+++ Input +++

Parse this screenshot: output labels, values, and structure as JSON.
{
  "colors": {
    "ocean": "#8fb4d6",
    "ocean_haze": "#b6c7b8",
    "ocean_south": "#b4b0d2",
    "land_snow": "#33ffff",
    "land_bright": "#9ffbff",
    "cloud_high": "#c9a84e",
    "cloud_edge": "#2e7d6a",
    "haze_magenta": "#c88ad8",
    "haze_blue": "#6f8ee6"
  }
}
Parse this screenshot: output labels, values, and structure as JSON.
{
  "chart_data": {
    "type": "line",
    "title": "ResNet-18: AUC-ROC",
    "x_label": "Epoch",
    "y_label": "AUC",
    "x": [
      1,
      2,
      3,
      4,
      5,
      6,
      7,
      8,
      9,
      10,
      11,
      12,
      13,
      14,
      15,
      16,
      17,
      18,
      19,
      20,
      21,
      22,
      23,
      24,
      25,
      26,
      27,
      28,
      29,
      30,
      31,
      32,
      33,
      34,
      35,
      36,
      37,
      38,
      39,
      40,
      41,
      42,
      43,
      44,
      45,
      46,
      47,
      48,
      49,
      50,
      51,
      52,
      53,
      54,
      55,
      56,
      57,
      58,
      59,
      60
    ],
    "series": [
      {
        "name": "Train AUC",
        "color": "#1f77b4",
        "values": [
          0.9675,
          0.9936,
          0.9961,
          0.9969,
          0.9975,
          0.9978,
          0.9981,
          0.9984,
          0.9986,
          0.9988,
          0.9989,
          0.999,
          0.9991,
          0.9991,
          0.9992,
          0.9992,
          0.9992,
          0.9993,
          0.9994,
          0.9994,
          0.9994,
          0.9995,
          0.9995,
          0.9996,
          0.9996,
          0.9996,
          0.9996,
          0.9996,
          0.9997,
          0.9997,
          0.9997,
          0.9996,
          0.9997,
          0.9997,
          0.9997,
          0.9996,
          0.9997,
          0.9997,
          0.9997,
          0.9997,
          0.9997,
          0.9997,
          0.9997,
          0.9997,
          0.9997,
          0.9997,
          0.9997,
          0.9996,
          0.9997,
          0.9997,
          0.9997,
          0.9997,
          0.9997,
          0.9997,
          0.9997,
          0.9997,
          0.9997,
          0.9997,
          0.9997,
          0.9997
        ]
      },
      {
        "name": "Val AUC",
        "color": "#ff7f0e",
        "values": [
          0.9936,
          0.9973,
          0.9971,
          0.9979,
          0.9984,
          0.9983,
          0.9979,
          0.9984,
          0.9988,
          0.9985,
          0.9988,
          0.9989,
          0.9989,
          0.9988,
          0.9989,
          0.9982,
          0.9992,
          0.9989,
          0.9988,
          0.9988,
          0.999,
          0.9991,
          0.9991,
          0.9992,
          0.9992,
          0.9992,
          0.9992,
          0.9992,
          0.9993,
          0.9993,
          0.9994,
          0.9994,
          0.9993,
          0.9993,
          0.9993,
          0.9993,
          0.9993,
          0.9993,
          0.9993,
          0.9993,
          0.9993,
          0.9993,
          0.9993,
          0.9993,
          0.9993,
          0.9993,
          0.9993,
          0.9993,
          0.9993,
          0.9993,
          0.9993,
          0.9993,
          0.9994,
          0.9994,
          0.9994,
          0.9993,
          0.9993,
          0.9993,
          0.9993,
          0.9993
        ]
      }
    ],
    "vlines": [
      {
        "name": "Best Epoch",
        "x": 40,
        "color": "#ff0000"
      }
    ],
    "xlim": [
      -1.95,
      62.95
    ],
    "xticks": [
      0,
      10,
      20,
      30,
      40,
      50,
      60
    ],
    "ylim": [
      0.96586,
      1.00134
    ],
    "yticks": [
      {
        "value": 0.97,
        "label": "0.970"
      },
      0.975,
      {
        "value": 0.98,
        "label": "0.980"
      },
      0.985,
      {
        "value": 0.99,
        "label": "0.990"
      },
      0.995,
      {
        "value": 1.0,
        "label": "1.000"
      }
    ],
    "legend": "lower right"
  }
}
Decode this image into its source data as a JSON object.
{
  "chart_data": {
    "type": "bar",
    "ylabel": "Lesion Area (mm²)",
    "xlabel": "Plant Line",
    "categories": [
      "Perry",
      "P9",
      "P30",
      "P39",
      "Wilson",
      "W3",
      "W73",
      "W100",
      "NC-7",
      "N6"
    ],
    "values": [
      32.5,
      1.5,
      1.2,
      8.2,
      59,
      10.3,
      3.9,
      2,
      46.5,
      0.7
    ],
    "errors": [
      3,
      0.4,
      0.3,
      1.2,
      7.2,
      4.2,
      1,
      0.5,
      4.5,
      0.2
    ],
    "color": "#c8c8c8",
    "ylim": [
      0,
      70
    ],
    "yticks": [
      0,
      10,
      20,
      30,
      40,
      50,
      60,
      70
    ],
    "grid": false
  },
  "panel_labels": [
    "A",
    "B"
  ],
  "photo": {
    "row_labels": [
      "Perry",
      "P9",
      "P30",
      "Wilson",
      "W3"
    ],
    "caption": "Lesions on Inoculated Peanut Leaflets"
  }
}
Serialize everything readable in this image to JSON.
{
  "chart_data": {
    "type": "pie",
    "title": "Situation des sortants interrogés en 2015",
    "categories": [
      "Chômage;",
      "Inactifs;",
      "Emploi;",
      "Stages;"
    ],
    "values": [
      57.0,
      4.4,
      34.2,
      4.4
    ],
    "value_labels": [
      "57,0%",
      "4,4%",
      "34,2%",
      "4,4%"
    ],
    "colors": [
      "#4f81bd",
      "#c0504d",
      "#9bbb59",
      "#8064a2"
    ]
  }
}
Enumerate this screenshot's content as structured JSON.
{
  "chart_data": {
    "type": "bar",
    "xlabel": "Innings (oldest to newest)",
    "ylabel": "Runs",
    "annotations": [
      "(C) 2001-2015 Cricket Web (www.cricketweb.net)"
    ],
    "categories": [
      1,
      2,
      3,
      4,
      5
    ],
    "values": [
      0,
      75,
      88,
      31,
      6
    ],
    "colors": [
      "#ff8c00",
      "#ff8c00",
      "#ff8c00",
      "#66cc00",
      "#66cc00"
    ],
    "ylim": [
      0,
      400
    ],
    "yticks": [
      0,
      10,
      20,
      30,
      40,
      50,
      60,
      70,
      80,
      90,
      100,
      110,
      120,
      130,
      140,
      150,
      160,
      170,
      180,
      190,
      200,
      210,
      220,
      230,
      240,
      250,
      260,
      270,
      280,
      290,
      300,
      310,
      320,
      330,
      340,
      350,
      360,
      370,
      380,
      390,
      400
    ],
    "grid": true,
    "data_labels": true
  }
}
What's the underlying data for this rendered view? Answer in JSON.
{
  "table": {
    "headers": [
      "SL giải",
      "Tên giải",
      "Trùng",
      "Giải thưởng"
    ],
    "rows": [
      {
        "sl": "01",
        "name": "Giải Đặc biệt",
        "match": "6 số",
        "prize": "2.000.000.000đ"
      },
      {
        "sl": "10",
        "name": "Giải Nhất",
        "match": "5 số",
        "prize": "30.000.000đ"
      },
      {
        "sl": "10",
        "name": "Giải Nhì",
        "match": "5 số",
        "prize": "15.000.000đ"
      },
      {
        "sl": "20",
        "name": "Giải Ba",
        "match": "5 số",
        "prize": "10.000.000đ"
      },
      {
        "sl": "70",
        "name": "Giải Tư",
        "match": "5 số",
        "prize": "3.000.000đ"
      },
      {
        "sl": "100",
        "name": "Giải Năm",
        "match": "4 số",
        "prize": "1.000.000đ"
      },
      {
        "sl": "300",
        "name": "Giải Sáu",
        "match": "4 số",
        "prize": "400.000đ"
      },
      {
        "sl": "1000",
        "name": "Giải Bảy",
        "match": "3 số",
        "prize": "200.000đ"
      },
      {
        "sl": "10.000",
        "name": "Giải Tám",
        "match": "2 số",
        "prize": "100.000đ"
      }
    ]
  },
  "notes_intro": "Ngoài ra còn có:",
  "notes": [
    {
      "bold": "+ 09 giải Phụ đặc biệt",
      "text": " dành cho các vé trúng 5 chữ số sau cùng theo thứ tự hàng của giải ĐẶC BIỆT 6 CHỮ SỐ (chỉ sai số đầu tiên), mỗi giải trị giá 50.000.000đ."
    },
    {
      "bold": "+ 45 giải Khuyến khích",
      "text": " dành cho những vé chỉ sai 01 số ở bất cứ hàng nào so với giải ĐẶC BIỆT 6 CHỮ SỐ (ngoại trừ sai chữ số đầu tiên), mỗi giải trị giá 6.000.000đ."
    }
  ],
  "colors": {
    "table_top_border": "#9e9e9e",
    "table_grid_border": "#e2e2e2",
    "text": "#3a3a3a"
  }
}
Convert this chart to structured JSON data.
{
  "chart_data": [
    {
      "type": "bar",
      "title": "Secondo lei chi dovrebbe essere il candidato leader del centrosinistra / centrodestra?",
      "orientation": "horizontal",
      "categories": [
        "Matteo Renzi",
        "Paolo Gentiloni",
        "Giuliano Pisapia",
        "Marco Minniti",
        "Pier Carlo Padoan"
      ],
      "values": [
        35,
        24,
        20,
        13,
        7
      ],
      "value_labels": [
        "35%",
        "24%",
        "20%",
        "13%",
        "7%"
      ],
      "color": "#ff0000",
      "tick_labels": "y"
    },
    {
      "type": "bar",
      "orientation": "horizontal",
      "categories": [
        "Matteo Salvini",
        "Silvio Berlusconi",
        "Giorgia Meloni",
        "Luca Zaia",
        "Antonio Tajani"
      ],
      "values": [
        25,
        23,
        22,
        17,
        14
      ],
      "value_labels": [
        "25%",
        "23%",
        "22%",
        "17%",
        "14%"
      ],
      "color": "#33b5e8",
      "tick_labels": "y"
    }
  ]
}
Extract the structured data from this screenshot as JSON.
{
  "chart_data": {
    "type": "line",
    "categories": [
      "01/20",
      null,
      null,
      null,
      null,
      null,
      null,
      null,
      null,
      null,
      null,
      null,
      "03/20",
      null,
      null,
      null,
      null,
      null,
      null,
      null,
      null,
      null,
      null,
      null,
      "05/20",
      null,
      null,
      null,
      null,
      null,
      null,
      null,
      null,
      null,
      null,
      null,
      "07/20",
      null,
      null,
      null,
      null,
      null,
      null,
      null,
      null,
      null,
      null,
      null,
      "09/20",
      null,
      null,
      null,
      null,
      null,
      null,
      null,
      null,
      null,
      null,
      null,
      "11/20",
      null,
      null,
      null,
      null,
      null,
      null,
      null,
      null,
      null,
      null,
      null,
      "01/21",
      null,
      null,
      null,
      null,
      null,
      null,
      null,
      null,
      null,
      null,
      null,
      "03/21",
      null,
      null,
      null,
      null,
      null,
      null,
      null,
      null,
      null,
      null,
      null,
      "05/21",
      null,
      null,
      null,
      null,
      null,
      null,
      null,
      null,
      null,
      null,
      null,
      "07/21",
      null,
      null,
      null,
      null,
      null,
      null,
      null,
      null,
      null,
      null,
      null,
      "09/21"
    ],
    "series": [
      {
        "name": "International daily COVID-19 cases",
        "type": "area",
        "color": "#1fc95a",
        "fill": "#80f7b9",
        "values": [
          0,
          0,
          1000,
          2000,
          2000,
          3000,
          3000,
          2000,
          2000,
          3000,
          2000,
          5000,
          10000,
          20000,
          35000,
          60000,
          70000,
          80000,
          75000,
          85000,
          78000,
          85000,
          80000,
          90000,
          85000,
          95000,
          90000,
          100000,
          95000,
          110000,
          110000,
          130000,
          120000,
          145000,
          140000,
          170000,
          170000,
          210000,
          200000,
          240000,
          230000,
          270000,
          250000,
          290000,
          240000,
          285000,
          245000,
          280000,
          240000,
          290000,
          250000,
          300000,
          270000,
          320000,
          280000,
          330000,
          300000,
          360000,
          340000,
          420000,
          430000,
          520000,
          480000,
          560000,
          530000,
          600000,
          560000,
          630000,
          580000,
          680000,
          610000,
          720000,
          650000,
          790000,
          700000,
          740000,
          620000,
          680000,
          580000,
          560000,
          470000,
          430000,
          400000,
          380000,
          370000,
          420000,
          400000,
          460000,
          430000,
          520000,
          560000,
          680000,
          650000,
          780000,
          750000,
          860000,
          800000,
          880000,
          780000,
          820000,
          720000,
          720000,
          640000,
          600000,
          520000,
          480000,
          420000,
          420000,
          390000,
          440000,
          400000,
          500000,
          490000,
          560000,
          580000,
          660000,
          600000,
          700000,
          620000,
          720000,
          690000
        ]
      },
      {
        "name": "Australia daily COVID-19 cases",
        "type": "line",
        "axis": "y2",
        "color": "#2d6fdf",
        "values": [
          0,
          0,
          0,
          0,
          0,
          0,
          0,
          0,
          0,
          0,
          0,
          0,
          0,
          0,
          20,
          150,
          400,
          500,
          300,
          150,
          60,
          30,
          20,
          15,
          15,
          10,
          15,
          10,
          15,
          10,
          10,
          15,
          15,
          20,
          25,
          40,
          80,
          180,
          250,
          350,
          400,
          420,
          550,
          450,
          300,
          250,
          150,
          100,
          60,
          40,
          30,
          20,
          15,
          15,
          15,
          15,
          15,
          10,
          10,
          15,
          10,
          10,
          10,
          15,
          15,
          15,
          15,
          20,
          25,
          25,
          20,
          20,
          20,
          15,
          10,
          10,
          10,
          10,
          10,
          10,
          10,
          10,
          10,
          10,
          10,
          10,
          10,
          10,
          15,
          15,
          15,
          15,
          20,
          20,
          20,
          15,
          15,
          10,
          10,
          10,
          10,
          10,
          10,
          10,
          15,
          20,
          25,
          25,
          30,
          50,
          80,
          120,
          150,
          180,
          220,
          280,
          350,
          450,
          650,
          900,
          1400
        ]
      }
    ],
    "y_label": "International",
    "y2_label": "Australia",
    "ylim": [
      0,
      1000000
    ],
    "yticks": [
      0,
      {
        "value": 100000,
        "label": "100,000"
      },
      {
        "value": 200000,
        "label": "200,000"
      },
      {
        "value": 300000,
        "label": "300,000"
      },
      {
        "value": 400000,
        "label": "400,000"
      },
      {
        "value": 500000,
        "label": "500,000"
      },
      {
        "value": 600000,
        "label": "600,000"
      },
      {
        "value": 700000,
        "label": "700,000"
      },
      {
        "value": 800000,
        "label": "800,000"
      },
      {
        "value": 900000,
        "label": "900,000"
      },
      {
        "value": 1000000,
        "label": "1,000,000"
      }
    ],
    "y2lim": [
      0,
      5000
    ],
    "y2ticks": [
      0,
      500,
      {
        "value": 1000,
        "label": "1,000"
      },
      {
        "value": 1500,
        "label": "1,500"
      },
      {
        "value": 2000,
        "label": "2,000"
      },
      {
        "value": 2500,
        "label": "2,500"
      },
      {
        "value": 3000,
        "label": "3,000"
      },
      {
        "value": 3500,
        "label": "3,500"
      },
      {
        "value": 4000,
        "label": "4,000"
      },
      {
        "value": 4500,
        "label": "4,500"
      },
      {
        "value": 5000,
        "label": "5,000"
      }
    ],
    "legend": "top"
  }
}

+++

#### Direction:
Pull out all lines of the data with the string "bold".

#### Solution to the problem:
      "bold": "+ 09 giải Phụ đặc biệt",
      "bold": "+ 45 giải Khuyến khích",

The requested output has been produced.